Exercise objective:
Count the lines below in which "also" appears, then give that number by itself.

━━ Dataset extract

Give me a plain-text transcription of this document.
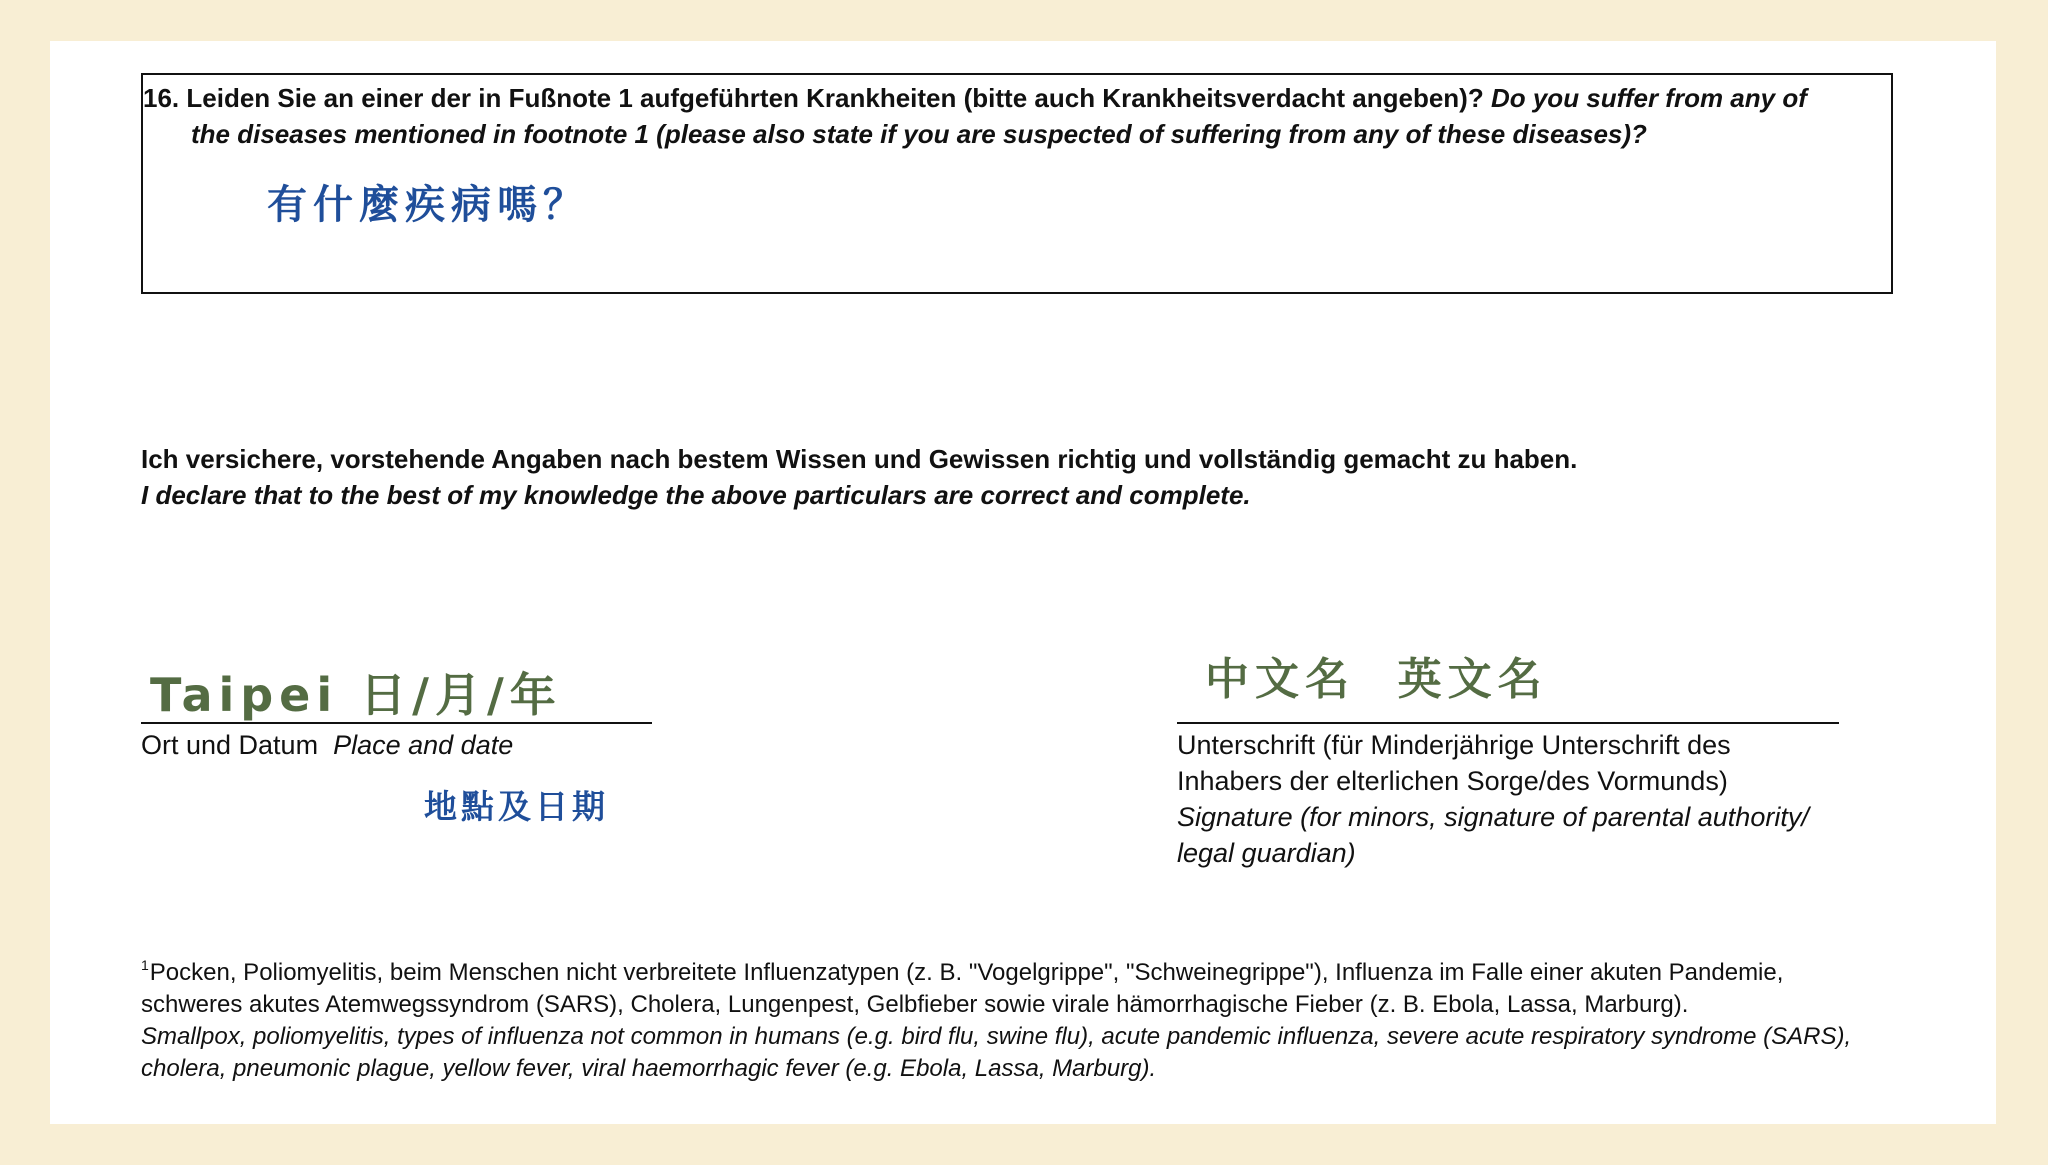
16. Leiden Sie an einer der in Fußnote 1 aufgeführten Krankheiten (bitte auch Krankheitsverdacht angeben)? Do you suffer from any of
the diseases mentioned in footnote 1 (please also state if you are suspected of suffering from any of these diseases)?
有什麼疾病嗎？
Ich versichere, vorstehende Angaben nach bestem Wissen und Gewissen richtig und vollständig gemacht zu haben.
I declare that to the best of my knowledge the above particulars are correct and complete.
Taipei 日/月/年
Ort und Datum Place and date
地點及日期
中文名  英文名
Unterschrift (für Minderjährige Unterschrift des
Inhabers der elterlichen Sorge/des Vormunds)
Signature (for minors, signature of parental authority/
legal guardian)
$^1$Pocken, Poliomyelitis, beim Menschen nicht verbreitete Influenzatypen (z. B. "Vogelgrippe", "Schweinegrippe"), Influenza im Falle einer akuten Pandemie,
schweres akutes Atemwegssyndrom (SARS), Cholera, Lungenpest, Gelbfieber sowie virale hämorrhagische Fieber (z. B. Ebola, Lassa, Marburg).
Smallpox, poliomyelitis, types of influenza not common in humans (e.g. bird flu, swine flu), acute pandemic influenza, severe acute respiratory syndrome (SARS),
cholera, pneumonic plague, yellow fever, viral haemorrhagic fever (e.g. Ebola, Lassa, Marburg).
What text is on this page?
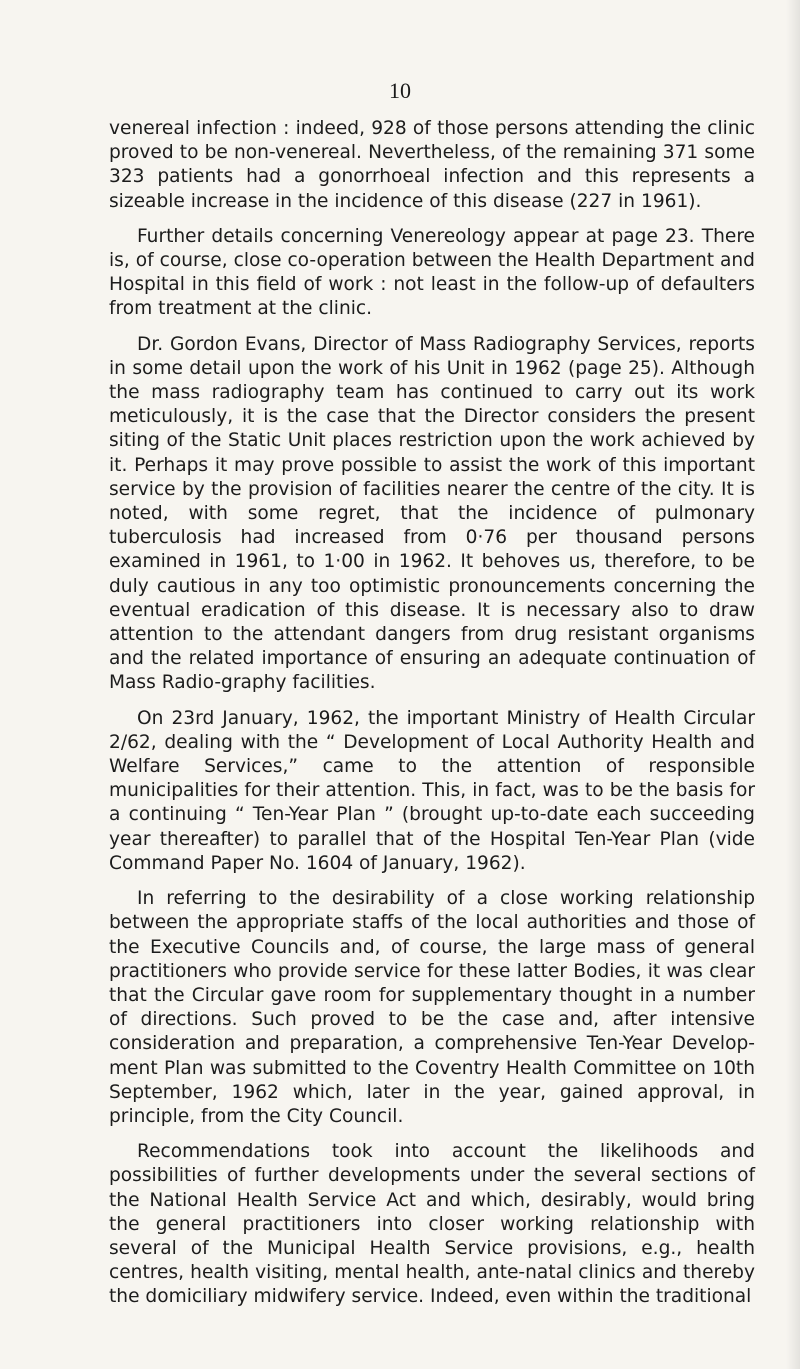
10

venereal infection : indeed, 928 of those persons attending the clinic proved to be non-venereal. Nevertheless, of the remaining 371 some 323 patients had a gonorrhoeal infection and this represents a sizeable increase in the incidence of this disease (227 in 1961).

Further details concerning Venereology appear at page 23. There is, of course, close co-operation between the Health Department and Hospital in this field of work : not least in the follow-up of defaulters from treatment at the clinic.

Dr. Gordon Evans, Director of Mass Radiography Services, reports in some detail upon the work of his Unit in 1962 (page 25). Although the mass radiography team has continued to carry out its work meticulously, it is the case that the Director considers the present siting of the Static Unit places restriction upon the work achieved by it. Perhaps it may prove possible to assist the work of this important service by the provision of facilities nearer the centre of the city. It is noted, with some regret, that the incidence of pulmonary tuberculosis had increased from 0·76 per thousand persons examined in 1961, to 1·00 in 1962. It behoves us, therefore, to be duly cautious in any too optimistic pronouncements concerning the eventual eradication of this disease. It is necessary also to draw attention to the attendant dangers from drug resistant organisms and the related importance of ensuring an adequate continuation of Mass Radio-graphy facilities.

On 23rd January, 1962, the important Ministry of Health Circular 2/62, dealing with the “ Development of Local Authority Health and Welfare Services,” came to the attention of responsible municipalities for their attention. This, in fact, was to be the basis for a continuing “ Ten-Year Plan ” (brought up-to-date each succeeding year thereafter) to parallel that of the Hospital Ten-Year Plan (vide Command Paper No. 1604 of January, 1962).

In referring to the desirability of a close working relationship between the appropriate staffs of the local authorities and those of the Executive Councils and, of course, the large mass of general practitioners who provide service for these latter Bodies, it was clear that the Circular gave room for supplementary thought in a number of directions. Such proved to be the case and, after intensive consideration and preparation, a comprehensive Ten-Year Develop-ment Plan was submitted to the Coventry Health Committee on 10th September, 1962 which, later in the year, gained approval, in principle, from the City Council.

Recommendations took into account the likelihoods and possibilities of further developments under the several sections of the National Health Service Act and which, desirably, would bring the general practitioners into closer working relationship with several of the Municipal Health Service provisions, e.g., health centres, health visiting, mental health, ante-natal clinics and thereby the domiciliary midwifery service. Indeed, even within the traditional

━━━━

Written solution:
2